Stored data
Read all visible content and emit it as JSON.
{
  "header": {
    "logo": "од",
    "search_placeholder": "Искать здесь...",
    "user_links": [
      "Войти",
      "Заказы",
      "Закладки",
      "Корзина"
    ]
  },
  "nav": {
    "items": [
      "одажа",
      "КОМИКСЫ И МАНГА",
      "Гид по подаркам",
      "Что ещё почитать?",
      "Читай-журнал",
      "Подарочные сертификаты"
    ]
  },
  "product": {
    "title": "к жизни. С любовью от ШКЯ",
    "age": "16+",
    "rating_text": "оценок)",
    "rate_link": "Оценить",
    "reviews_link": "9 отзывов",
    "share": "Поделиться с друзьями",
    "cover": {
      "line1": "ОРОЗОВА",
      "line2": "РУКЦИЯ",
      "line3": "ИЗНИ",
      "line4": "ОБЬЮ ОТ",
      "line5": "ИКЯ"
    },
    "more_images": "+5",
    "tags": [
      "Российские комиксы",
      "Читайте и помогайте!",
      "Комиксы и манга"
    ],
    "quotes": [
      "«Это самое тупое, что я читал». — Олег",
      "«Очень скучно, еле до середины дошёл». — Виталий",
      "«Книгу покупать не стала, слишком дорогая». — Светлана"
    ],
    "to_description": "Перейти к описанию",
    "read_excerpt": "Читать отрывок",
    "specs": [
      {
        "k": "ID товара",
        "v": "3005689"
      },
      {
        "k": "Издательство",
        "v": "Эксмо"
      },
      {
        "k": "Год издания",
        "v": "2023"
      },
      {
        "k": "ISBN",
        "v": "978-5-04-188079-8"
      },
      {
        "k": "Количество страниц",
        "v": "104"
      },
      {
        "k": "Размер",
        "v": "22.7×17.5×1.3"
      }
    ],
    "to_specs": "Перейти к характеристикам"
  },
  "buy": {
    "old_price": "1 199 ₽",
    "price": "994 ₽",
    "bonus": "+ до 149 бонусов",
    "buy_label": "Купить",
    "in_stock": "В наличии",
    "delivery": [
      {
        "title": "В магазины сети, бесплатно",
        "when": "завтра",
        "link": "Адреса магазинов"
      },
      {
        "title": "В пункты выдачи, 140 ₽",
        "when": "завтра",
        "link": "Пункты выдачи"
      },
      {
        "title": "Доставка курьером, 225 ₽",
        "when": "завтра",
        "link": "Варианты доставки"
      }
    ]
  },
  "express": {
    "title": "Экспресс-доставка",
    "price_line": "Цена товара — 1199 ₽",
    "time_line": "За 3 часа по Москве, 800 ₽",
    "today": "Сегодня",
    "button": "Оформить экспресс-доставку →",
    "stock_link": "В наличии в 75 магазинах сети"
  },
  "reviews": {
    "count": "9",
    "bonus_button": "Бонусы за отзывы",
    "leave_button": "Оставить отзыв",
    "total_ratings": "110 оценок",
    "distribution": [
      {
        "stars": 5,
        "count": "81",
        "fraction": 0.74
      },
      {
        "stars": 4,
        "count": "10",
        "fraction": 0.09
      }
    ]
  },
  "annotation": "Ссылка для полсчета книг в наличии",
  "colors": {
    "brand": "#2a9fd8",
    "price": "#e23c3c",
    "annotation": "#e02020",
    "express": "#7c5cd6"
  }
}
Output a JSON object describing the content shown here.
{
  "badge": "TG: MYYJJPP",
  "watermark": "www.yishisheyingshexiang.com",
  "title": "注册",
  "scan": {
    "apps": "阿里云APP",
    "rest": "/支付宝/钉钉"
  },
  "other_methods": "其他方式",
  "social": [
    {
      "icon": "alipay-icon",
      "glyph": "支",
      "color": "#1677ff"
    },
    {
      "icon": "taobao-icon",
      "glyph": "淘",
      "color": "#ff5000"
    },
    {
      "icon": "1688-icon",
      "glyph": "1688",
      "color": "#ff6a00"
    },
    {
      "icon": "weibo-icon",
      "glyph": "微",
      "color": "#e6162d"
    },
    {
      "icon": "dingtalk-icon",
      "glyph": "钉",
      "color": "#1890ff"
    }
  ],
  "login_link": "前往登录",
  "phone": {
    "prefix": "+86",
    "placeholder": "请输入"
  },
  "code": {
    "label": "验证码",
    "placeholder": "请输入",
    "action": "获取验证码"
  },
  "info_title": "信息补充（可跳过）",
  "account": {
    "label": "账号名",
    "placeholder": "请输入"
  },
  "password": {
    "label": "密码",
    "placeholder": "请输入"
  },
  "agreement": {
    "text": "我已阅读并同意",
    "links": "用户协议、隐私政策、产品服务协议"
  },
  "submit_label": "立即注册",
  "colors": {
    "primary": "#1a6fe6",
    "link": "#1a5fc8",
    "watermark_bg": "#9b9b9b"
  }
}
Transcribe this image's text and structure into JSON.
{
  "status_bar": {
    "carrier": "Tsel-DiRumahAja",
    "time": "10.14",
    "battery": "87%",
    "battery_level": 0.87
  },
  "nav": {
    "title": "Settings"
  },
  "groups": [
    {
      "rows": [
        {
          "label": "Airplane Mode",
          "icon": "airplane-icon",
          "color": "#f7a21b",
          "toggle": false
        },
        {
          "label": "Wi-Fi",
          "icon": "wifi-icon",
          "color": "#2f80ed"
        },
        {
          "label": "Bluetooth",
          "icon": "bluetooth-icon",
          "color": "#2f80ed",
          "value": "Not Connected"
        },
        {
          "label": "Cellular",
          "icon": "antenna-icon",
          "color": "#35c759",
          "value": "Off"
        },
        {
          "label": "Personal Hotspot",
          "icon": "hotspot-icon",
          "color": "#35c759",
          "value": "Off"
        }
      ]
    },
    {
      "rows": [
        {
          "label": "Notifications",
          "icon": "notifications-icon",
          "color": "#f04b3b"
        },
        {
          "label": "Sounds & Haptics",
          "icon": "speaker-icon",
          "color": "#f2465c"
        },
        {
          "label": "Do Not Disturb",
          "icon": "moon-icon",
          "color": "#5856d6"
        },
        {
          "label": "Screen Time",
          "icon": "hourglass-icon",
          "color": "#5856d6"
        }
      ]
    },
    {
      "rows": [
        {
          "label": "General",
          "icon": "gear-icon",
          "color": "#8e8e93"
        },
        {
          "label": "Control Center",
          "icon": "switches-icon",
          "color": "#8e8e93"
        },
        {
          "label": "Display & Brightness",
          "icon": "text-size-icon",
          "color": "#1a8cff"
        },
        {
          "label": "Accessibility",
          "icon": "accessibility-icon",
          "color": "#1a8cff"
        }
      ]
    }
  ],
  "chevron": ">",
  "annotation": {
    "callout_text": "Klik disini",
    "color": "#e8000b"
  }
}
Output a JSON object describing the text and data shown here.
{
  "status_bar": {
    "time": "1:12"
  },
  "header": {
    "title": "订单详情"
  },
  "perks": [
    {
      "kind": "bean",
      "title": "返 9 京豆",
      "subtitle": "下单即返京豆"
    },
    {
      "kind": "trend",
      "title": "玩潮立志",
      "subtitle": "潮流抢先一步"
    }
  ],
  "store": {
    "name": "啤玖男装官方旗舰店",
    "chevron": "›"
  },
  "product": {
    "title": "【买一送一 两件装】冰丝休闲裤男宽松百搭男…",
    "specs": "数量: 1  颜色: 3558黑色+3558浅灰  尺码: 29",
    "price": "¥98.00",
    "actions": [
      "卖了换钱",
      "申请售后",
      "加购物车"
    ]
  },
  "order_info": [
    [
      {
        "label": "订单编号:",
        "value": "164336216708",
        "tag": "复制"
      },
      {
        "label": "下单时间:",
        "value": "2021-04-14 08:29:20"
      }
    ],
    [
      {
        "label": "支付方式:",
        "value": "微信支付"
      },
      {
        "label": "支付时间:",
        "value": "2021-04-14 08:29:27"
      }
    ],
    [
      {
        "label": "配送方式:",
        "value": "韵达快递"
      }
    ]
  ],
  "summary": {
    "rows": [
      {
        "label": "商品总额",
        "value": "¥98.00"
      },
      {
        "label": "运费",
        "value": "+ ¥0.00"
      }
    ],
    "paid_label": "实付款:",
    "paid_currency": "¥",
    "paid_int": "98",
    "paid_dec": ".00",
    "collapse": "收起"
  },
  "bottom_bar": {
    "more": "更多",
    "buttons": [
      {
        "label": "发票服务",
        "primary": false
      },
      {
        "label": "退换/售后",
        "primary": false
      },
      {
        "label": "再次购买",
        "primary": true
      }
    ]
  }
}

**EXERCISE DIRECTIONS**: Of the lines in this listing, how many contain "here"? Reply with the number and nothing more.

**REPLY**: 2